* WORK INSTRUCTIONS *
Rewrite the listing, starting at its first line and ending at the line that contains "sequence-meta-line: <212> TYPE: RNA bbox=[120, 1051, 904, 1067]", with "sequence-label" swapped for "seq-label" and nothing else changed.

# START OF TASK INPUT

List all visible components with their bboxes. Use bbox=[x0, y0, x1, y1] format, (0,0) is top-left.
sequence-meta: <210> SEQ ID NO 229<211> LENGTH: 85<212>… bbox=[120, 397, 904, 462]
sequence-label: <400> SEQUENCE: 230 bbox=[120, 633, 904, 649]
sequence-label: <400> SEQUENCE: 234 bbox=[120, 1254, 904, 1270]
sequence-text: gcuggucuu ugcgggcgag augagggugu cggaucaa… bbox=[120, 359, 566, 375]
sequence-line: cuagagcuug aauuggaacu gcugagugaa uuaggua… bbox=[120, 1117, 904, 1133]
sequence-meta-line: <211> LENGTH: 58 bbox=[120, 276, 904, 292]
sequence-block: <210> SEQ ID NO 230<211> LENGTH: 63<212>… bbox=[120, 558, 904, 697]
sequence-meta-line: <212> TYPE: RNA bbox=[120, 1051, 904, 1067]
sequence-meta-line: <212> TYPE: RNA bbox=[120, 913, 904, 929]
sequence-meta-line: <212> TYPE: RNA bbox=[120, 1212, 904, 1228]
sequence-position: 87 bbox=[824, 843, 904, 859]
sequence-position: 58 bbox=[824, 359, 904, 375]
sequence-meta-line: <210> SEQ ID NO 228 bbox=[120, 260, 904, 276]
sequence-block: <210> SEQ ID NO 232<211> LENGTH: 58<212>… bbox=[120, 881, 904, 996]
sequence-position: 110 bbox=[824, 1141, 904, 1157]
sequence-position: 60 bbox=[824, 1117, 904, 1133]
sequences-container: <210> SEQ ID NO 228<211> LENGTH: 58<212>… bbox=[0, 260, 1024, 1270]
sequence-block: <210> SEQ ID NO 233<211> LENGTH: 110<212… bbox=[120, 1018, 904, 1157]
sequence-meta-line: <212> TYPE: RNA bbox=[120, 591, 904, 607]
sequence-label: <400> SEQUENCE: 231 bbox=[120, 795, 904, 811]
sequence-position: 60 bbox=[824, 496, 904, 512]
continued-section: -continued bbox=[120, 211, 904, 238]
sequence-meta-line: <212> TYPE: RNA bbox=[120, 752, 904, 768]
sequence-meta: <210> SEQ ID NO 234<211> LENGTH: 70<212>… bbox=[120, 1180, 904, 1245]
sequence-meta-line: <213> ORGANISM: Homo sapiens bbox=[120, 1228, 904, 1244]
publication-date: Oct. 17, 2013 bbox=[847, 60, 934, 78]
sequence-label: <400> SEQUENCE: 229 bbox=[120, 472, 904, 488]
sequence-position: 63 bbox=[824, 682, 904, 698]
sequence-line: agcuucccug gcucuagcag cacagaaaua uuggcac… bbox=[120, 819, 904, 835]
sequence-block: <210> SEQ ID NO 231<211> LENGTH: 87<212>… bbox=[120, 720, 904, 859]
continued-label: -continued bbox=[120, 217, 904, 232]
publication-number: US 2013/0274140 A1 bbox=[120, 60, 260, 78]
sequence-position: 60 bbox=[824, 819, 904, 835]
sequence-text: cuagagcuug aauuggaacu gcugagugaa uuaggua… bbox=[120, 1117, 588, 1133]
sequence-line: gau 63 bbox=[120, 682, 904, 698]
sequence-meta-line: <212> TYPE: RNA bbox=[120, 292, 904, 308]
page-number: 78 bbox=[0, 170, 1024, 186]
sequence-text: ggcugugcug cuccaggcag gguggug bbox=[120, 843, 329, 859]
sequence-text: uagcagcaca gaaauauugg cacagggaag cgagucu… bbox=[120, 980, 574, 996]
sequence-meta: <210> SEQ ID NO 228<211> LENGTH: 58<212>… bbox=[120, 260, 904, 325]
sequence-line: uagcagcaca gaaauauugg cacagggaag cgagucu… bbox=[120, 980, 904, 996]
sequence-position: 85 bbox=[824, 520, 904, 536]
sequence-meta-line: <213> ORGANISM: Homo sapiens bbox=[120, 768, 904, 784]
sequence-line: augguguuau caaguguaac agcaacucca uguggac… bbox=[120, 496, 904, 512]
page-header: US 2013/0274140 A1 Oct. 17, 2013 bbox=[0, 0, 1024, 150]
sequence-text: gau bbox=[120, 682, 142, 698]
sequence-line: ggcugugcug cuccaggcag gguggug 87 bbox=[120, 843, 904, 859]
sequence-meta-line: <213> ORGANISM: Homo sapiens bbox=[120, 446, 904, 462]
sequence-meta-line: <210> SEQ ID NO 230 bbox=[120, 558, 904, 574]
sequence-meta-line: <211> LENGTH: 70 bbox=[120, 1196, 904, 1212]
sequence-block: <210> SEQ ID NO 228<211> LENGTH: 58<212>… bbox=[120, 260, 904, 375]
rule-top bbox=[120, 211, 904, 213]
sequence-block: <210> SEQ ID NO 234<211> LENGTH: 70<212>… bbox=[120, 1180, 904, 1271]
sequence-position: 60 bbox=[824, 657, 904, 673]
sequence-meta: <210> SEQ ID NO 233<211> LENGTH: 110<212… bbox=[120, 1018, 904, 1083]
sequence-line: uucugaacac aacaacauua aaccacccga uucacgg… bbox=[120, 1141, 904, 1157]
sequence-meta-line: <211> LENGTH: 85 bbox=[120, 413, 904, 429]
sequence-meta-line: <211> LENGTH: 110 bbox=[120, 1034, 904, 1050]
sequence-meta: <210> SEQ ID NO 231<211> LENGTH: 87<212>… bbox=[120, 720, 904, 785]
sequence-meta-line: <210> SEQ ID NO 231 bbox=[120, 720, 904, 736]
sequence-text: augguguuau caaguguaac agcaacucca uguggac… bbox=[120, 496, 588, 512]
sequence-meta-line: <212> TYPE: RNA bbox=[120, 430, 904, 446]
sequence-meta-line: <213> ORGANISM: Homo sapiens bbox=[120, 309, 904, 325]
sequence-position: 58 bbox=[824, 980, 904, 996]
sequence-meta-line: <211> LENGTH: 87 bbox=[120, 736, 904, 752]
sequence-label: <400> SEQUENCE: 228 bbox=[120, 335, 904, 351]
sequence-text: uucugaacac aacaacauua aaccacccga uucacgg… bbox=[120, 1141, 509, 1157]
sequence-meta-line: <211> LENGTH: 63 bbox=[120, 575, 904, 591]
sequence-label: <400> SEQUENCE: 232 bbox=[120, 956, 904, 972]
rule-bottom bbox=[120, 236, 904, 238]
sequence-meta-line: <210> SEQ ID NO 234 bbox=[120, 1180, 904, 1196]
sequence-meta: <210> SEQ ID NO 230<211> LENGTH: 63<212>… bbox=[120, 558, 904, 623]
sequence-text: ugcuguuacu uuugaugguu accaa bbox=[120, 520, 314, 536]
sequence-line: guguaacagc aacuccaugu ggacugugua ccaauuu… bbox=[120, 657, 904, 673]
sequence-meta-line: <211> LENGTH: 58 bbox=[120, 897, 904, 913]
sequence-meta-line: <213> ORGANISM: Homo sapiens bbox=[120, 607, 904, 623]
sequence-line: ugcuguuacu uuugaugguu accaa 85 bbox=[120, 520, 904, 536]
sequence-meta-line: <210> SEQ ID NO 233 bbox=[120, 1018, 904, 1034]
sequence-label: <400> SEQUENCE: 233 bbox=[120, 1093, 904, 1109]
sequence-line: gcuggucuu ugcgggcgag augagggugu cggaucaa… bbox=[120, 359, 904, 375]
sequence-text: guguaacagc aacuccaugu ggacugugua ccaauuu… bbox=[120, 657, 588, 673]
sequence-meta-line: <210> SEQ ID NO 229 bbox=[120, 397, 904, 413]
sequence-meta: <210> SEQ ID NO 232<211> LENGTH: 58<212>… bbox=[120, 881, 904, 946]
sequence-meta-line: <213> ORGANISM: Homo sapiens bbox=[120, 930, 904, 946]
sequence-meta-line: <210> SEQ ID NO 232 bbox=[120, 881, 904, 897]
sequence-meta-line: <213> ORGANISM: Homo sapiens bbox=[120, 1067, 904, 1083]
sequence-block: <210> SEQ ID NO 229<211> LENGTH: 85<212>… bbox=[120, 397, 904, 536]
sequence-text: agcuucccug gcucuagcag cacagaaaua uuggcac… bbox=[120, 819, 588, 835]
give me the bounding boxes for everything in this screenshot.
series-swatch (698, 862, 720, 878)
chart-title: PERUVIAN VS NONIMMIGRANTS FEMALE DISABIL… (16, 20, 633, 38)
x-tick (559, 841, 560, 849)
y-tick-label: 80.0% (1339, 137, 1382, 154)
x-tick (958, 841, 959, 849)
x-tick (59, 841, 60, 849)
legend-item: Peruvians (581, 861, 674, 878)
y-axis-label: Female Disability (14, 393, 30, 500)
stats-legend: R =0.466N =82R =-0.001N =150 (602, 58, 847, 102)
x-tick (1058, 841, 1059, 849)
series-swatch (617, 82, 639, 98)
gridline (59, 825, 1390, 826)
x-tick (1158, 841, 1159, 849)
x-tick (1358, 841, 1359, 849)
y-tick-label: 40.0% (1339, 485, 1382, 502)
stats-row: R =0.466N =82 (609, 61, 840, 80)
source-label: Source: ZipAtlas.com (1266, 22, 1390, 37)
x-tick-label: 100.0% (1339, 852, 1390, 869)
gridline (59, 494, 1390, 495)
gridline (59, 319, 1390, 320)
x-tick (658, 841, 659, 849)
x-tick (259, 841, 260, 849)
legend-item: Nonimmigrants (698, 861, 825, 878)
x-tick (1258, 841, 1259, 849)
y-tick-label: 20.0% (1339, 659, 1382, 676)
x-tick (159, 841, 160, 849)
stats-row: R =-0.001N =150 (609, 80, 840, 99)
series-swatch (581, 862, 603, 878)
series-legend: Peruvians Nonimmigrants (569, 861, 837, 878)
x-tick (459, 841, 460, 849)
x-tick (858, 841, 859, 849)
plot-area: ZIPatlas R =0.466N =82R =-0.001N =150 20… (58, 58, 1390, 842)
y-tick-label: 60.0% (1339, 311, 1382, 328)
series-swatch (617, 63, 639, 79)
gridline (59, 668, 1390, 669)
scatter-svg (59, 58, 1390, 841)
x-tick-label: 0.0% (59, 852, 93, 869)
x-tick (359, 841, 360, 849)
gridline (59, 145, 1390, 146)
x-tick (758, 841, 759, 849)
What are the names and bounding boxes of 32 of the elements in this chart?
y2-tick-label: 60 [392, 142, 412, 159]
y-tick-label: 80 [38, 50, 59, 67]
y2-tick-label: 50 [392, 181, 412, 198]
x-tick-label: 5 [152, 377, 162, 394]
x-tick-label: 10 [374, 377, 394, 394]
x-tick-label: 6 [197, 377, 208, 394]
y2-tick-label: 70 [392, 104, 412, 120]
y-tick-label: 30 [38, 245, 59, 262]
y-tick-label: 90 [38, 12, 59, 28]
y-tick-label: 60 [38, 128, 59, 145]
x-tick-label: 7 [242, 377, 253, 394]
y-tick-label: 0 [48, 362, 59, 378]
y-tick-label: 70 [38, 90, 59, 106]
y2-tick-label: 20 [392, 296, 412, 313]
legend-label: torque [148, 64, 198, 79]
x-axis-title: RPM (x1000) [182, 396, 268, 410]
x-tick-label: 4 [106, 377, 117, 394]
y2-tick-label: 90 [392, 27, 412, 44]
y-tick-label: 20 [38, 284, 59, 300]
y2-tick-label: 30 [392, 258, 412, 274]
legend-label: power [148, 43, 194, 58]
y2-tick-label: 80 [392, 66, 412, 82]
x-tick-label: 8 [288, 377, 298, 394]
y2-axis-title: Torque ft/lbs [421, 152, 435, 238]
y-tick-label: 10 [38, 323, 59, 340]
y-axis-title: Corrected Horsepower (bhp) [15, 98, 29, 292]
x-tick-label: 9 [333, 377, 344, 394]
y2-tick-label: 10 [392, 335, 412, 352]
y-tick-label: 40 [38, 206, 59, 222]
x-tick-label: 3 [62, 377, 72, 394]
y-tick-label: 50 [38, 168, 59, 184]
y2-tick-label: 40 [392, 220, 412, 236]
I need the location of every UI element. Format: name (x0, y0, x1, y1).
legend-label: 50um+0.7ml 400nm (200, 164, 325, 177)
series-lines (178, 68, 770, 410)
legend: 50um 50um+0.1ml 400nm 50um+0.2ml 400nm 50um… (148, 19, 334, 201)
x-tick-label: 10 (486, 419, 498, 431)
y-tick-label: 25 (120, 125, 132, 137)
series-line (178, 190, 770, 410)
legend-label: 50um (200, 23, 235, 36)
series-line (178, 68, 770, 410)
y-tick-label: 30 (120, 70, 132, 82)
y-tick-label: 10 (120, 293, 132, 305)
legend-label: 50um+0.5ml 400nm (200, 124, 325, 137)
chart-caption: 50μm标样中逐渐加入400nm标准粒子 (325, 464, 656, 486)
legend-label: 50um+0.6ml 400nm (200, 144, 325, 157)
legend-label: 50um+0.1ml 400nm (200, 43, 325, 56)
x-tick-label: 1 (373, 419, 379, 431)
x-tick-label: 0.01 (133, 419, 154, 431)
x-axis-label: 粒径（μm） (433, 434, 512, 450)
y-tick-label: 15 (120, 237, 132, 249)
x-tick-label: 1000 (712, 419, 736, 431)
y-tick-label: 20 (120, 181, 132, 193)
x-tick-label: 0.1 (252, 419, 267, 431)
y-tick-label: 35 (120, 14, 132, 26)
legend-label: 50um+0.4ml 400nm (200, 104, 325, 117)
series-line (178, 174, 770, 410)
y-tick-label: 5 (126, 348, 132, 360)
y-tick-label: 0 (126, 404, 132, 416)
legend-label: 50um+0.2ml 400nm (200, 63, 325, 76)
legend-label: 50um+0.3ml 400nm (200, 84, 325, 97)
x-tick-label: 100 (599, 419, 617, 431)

# END OF TASK INPUT

* ANSWER TO THIS TASK *
List all visible components with their bboxes. Use bbox=[x0, y0, x1, y1] format, (0,0) is top-left.
sequence-meta: <210> SEQ ID NO 229<211> LENGTH: 85<212>… bbox=[120, 397, 904, 462]
seq-label: <400> SEQUENCE: 230 bbox=[120, 633, 904, 649]
seq-label: <400> SEQUENCE: 234 bbox=[120, 1254, 904, 1270]
sequence-text: gcuggucuu ugcgggcgag augagggugu cggaucaa… bbox=[120, 359, 566, 375]
sequence-line: cuagagcuug aauuggaacu gcugagugaa uuaggua… bbox=[120, 1117, 904, 1133]
sequence-meta-line: <211> LENGTH: 58 bbox=[120, 276, 904, 292]
sequence-block: <210> SEQ ID NO 230<211> LENGTH: 63<212>… bbox=[120, 558, 904, 697]
sequence-meta-line: <212> TYPE: RNA bbox=[120, 1051, 904, 1067]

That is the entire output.